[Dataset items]
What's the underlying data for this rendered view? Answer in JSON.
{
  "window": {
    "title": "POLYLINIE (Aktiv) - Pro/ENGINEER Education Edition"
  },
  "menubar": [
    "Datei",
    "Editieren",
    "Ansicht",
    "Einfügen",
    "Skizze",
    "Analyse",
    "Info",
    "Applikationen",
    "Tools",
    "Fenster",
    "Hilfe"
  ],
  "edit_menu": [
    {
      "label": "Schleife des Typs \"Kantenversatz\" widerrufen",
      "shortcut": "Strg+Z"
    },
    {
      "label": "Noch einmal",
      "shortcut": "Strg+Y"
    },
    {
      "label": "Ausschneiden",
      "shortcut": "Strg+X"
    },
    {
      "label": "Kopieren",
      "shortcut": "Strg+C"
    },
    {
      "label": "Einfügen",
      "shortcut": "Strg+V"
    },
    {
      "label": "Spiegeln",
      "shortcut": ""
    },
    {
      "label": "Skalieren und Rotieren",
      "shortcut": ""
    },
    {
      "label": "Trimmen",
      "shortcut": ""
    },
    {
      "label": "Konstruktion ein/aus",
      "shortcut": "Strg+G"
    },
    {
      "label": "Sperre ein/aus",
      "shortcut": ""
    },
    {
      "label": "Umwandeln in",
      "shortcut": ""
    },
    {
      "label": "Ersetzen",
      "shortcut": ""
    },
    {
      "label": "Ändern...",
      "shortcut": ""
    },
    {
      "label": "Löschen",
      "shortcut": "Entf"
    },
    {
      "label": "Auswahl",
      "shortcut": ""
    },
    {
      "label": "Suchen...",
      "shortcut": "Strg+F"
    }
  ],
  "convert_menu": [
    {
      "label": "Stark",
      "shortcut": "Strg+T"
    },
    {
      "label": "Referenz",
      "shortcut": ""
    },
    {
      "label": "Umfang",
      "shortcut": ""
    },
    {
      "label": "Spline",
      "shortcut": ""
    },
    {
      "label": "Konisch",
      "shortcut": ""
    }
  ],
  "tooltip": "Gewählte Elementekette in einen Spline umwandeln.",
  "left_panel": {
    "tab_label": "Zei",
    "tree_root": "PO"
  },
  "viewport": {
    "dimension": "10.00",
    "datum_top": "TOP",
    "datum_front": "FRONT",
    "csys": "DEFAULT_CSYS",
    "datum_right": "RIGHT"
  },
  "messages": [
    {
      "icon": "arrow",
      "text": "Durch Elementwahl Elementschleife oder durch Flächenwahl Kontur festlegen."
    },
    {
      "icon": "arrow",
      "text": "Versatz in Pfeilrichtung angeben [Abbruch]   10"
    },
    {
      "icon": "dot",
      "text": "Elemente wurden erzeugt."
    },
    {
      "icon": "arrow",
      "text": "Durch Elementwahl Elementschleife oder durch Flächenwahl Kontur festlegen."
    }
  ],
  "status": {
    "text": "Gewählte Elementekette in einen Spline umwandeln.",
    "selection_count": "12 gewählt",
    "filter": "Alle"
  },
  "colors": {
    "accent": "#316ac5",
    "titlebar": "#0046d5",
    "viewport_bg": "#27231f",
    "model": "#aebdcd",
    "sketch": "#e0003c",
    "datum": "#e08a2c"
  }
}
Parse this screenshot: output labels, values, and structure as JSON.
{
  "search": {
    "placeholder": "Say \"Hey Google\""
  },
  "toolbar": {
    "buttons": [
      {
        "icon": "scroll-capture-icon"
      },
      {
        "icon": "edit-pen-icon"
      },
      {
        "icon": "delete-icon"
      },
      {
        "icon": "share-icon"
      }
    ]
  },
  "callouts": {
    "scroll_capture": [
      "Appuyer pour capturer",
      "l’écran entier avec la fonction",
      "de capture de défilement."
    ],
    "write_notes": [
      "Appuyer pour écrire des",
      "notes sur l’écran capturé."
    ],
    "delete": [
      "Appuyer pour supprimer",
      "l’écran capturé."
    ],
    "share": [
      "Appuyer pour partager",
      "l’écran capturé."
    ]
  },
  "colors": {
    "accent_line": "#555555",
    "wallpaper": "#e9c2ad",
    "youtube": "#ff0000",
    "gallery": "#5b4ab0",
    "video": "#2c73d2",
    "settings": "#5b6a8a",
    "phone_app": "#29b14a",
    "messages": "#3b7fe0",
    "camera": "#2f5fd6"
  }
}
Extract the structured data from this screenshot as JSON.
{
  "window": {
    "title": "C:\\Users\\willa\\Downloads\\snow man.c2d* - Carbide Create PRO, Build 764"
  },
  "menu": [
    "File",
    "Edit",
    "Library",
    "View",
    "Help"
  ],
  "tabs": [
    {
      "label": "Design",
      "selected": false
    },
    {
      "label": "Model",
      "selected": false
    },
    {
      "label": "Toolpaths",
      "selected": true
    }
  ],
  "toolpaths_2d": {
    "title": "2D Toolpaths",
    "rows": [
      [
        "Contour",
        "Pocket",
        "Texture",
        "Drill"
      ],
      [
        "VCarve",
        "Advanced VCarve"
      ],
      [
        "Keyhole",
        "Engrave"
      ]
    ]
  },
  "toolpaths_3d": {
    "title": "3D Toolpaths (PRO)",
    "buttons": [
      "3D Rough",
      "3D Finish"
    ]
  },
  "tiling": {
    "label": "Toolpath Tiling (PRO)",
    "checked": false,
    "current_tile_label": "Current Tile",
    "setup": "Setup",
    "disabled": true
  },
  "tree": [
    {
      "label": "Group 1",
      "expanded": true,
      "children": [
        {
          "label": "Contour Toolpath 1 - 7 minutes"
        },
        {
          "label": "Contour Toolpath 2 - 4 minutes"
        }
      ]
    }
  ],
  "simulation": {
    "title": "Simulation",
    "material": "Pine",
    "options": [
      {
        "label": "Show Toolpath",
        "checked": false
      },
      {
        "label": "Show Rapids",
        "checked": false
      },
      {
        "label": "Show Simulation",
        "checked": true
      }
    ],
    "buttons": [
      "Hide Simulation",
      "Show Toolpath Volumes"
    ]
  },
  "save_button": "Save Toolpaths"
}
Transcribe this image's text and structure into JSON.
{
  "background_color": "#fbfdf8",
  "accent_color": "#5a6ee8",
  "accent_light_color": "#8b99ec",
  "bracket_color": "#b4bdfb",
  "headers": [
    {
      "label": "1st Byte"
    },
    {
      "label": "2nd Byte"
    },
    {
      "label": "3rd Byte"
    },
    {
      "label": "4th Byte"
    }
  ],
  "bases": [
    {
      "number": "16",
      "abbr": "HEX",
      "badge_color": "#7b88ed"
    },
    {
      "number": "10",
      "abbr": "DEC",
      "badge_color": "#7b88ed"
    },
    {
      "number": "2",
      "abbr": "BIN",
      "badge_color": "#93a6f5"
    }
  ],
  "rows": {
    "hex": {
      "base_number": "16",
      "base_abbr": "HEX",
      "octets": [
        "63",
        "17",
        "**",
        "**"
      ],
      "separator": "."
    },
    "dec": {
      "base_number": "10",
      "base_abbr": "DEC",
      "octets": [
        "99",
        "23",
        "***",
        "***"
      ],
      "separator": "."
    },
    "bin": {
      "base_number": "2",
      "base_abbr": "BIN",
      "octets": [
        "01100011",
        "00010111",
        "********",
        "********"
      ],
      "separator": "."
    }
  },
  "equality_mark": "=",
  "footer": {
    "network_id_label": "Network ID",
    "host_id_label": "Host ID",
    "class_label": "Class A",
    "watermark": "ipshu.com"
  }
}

• [Given task] Where a line of the data holds "this", show that line.

• [Final result]
What's the underlying data for this rendered view? Answer in JSON.
Parse this screenshot: output labels, values, and structure as JSON.
Extract the structured data from this screenshot as JSON.
Transcribe this image's text and structure into JSON.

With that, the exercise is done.